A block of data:
----------

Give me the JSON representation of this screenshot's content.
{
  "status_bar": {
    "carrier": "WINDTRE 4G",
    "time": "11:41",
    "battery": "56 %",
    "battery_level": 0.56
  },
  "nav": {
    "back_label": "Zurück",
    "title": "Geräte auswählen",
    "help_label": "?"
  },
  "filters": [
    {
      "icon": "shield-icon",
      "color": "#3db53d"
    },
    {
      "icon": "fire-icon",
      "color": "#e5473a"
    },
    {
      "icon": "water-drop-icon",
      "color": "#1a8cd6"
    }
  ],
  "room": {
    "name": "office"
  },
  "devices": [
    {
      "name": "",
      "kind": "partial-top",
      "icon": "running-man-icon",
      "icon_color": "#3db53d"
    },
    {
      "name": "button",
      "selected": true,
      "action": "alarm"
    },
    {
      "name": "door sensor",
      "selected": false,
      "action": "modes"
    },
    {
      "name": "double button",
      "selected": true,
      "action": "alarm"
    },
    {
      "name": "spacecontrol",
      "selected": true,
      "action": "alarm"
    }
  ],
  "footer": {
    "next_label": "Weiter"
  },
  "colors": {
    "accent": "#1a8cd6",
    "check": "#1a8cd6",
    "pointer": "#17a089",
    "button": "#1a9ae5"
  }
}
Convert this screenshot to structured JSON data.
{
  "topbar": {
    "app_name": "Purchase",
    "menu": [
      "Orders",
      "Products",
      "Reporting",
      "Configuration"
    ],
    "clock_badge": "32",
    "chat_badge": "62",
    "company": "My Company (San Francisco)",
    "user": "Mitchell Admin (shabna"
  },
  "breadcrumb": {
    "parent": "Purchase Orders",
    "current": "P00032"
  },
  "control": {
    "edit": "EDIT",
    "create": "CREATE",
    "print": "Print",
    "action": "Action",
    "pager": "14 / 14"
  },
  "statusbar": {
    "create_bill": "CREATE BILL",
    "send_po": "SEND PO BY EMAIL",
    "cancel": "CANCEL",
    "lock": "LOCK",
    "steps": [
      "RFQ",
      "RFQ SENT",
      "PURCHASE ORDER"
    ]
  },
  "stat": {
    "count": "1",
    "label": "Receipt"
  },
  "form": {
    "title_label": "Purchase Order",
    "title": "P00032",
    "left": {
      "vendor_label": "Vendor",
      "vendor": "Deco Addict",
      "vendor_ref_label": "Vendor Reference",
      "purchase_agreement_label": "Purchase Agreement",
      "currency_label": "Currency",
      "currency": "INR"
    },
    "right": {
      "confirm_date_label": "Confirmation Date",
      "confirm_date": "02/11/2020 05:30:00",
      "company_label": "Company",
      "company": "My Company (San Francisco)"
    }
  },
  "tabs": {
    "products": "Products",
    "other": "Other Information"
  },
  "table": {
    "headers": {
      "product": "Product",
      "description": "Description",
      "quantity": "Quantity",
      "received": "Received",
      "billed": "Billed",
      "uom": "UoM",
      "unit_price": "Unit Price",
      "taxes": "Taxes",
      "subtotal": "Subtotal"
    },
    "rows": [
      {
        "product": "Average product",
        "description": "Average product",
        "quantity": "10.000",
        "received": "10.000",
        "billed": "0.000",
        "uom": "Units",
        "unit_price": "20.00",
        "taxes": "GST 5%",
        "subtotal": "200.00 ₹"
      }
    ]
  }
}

----------

Your goal: Out of the records, collect only those lines that contain the string "Company".

In response:
    "company": "My Company (San Francisco)",
      "company_label": "Company",
      "company": "My Company (San Francisco)"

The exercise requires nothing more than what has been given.